No images are to be carried over; print all other material exactly as it stands.

-------- SUPPLIED DATA --------

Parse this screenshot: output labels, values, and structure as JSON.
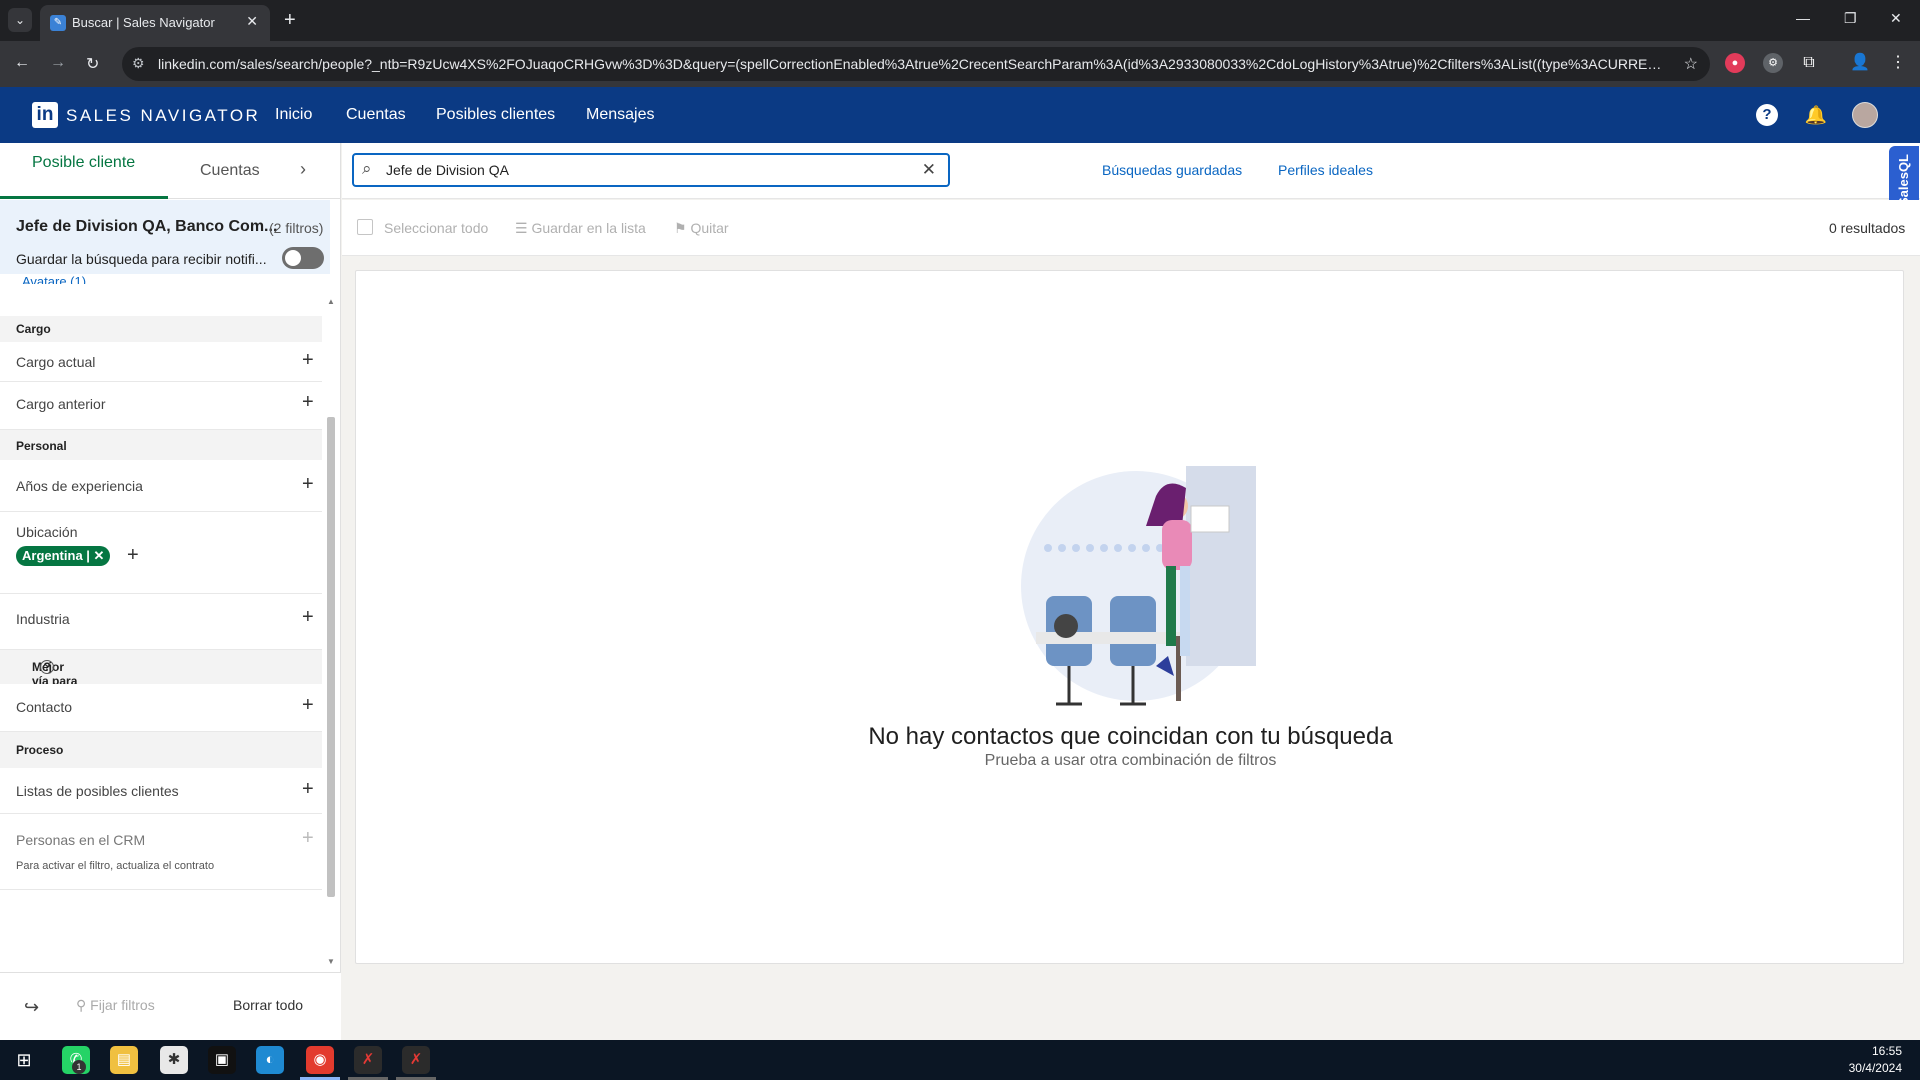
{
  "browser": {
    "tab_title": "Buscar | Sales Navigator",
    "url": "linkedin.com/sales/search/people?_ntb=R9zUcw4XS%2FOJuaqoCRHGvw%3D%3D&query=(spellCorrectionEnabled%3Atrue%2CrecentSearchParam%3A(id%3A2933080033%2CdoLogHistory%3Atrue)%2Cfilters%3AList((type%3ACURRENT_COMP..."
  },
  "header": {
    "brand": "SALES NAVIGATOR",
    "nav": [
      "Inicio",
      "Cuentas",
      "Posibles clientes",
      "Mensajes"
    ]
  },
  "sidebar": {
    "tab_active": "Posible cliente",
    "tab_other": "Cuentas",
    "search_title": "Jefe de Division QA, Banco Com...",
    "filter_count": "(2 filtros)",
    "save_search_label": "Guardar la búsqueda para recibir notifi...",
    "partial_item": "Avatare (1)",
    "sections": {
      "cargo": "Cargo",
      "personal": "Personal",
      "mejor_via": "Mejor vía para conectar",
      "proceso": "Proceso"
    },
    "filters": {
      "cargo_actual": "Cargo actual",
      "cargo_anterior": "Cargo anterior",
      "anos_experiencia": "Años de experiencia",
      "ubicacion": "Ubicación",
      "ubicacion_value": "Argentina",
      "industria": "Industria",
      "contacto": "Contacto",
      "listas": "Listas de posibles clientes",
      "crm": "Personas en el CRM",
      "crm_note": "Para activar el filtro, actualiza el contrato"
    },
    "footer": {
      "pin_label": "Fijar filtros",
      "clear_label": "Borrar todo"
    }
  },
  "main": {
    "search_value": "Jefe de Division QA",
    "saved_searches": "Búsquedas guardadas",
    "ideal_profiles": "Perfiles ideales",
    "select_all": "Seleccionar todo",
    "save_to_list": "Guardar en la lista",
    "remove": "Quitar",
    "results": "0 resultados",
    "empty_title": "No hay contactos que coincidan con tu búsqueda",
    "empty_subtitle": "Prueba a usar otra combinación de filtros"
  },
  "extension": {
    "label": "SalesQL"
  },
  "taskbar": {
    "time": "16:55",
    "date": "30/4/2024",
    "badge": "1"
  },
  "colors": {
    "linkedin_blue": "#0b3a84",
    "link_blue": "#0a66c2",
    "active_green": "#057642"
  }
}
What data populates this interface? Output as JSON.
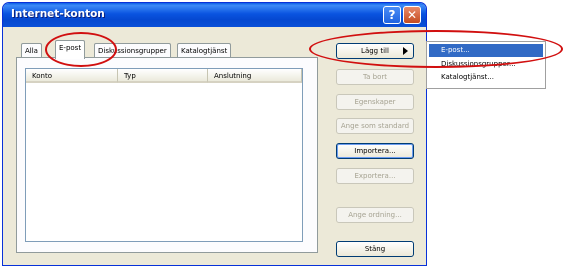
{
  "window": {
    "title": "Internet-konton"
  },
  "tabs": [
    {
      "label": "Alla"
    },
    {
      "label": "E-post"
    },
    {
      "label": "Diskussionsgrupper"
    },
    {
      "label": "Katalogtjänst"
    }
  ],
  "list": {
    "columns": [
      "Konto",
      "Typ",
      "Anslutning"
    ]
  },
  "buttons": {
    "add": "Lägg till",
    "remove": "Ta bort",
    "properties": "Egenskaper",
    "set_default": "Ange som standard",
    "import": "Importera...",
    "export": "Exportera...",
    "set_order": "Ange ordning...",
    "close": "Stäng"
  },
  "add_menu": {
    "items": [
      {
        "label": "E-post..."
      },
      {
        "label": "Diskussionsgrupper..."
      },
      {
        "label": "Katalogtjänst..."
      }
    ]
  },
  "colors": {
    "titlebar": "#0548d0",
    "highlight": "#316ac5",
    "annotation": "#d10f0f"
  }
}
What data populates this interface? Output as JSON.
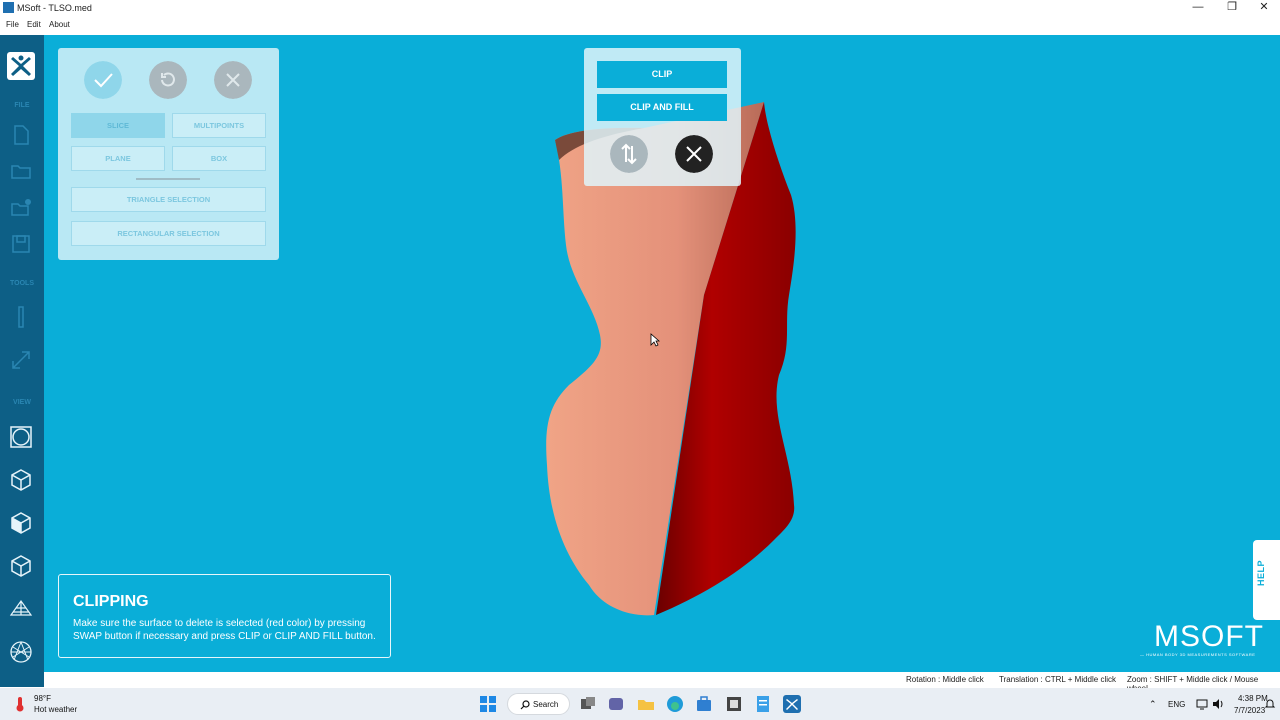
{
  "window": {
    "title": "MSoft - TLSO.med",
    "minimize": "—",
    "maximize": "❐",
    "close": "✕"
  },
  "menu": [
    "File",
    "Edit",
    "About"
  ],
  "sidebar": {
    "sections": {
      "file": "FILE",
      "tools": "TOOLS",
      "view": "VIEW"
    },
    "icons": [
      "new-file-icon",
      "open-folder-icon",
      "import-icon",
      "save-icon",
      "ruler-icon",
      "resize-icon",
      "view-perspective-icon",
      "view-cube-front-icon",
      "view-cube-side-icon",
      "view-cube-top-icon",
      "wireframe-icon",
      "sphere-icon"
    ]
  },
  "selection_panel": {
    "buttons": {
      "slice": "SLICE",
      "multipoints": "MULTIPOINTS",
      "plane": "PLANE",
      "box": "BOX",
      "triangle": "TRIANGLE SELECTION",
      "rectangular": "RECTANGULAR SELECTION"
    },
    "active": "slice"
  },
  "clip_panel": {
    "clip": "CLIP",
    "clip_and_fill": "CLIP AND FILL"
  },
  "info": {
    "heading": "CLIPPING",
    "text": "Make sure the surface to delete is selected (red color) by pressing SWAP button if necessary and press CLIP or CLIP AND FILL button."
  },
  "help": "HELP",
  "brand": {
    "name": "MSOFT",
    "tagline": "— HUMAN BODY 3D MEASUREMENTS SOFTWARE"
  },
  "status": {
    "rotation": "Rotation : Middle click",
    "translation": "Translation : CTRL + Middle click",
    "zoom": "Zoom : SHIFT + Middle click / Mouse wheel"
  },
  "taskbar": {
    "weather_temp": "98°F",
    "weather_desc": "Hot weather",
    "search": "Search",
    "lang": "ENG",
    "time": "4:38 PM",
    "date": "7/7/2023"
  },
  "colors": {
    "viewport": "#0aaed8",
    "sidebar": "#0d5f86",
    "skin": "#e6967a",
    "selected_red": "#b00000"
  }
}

--------

• _TASK RESULT_:
Parse this screenshot: output labels, values, and structure as JSON.
{
  "browser": {
    "tab_title": "Buscar | Sales Navigator",
    "url": "linkedin.com/sales/search/people?_ntb=R9zUcw4XS%2FOJuaqoCRHGvw%3D%3D&query=(spellCorrectionEnabled%3Atrue%2CrecentSearchParam%3A(id%3A2933080033%2CdoLogHistory%3Atrue)%2Cfilters%3AList((type%3ACURRENT_COMP..."
  },
  "header": {
    "brand": "SALES NAVIGATOR",
    "nav": [
      "Inicio",
      "Cuentas",
      "Posibles clientes",
      "Mensajes"
    ]
  },
  "sidebar": {
    "tab_active": "Posible cliente",
    "tab_other": "Cuentas",
    "search_title": "Jefe de Division QA, Banco Com...",
    "filter_count": "(2 filtros)",
    "save_search_label": "Guardar la búsqueda para recibir notifi...",
    "partial_item": "Avatare (1)",
    "sections": {
      "cargo": "Cargo",
      "personal": "Personal",
      "mejor_via": "Mejor vía para conectar",
      "proceso": "Proceso"
    },
    "filters": {
      "cargo_actual": "Cargo actual",
      "cargo_anterior": "Cargo anterior",
      "anos_experiencia": "Años de experiencia",
      "ubicacion": "Ubicación",
      "ubicacion_value": "Argentina",
      "industria": "Industria",
      "contacto": "Contacto",
      "listas": "Listas de posibles clientes",
      "crm": "Personas en el CRM",
      "crm_note": "Para activar el filtro, actualiza el contrato"
    },
    "footer": {
      "pin_label": "Fijar filtros",
      "clear_label": "Borrar todo"
    }
  },
  "main": {
    "search_value": "Jefe de Division QA",
    "saved_searches": "Búsquedas guardadas",
    "ideal_profiles": "Perfiles ideales",
    "select_all": "Seleccionar todo",
    "save_to_list": "Guardar en la lista",
    "remove": "Quitar",
    "results": "0 resultados",
    "empty_title": "No hay contactos que coincidan con tu búsqueda",
    "empty_subtitle": "Prueba a usar otra combinación de filtros"
  },
  "extension": {
    "label": "SalesQL"
  },
  "taskbar": {
    "time": "16:55",
    "date": "30/4/2024",
    "badge": "1"
  },
  "colors": {
    "linkedin_blue": "#0b3a84",
    "link_blue": "#0a66c2",
    "active_green": "#057642"
  }
}
What data populates this interface? Output as JSON.
{
  "window": {
    "title": "Internet-konton"
  },
  "tabs": [
    {
      "label": "Alla"
    },
    {
      "label": "E-post"
    },
    {
      "label": "Diskussionsgrupper"
    },
    {
      "label": "Katalogtjänst"
    }
  ],
  "list": {
    "columns": [
      "Konto",
      "Typ",
      "Anslutning"
    ]
  },
  "buttons": {
    "add": "Lägg till",
    "remove": "Ta bort",
    "properties": "Egenskaper",
    "set_default": "Ange som standard",
    "import": "Importera...",
    "export": "Exportera...",
    "set_order": "Ange ordning...",
    "close": "Stäng"
  },
  "add_menu": {
    "items": [
      {
        "label": "E-post..."
      },
      {
        "label": "Diskussionsgrupper..."
      },
      {
        "label": "Katalogtjänst..."
      }
    ]
  },
  "colors": {
    "titlebar": "#0548d0",
    "highlight": "#316ac5",
    "annotation": "#d10f0f"
  }
}
What data populates this interface? Output as JSON.
{
  "window": {
    "title": "MSoft - TLSO.med",
    "minimize": "—",
    "maximize": "❐",
    "close": "✕"
  },
  "menu": [
    "File",
    "Edit",
    "About"
  ],
  "sidebar": {
    "sections": {
      "file": "FILE",
      "tools": "TOOLS",
      "view": "VIEW"
    },
    "icons": [
      "new-file-icon",
      "open-folder-icon",
      "import-icon",
      "save-icon",
      "ruler-icon",
      "resize-icon",
      "view-perspective-icon",
      "view-cube-front-icon",
      "view-cube-side-icon",
      "view-cube-top-icon",
      "wireframe-icon",
      "sphere-icon"
    ]
  },
  "selection_panel": {
    "buttons": {
      "slice": "SLICE",
      "multipoints": "MULTIPOINTS",
      "plane": "PLANE",
      "box": "BOX",
      "triangle": "TRIANGLE SELECTION",
      "rectangular": "RECTANGULAR SELECTION"
    },
    "active": "slice"
  },
  "clip_panel": {
    "clip": "CLIP",
    "clip_and_fill": "CLIP AND FILL"
  },
  "info": {
    "heading": "CLIPPING",
    "text": "Make sure the surface to delete is selected (red color) by pressing SWAP button if necessary and press CLIP or CLIP AND FILL button."
  },
  "help": "HELP",
  "brand": {
    "name": "MSOFT",
    "tagline": "— HUMAN BODY 3D MEASUREMENTS SOFTWARE"
  },
  "status": {
    "rotation": "Rotation : Middle click",
    "translation": "Translation : CTRL + Middle click",
    "zoom": "Zoom : SHIFT + Middle click / Mouse wheel"
  },
  "taskbar": {
    "weather_temp": "98°F",
    "weather_desc": "Hot weather",
    "search": "Search",
    "lang": "ENG",
    "time": "4:38 PM",
    "date": "7/7/2023"
  },
  "colors": {
    "viewport": "#0aaed8",
    "sidebar": "#0d5f86",
    "skin": "#e6967a",
    "selected_red": "#b00000"
  }
}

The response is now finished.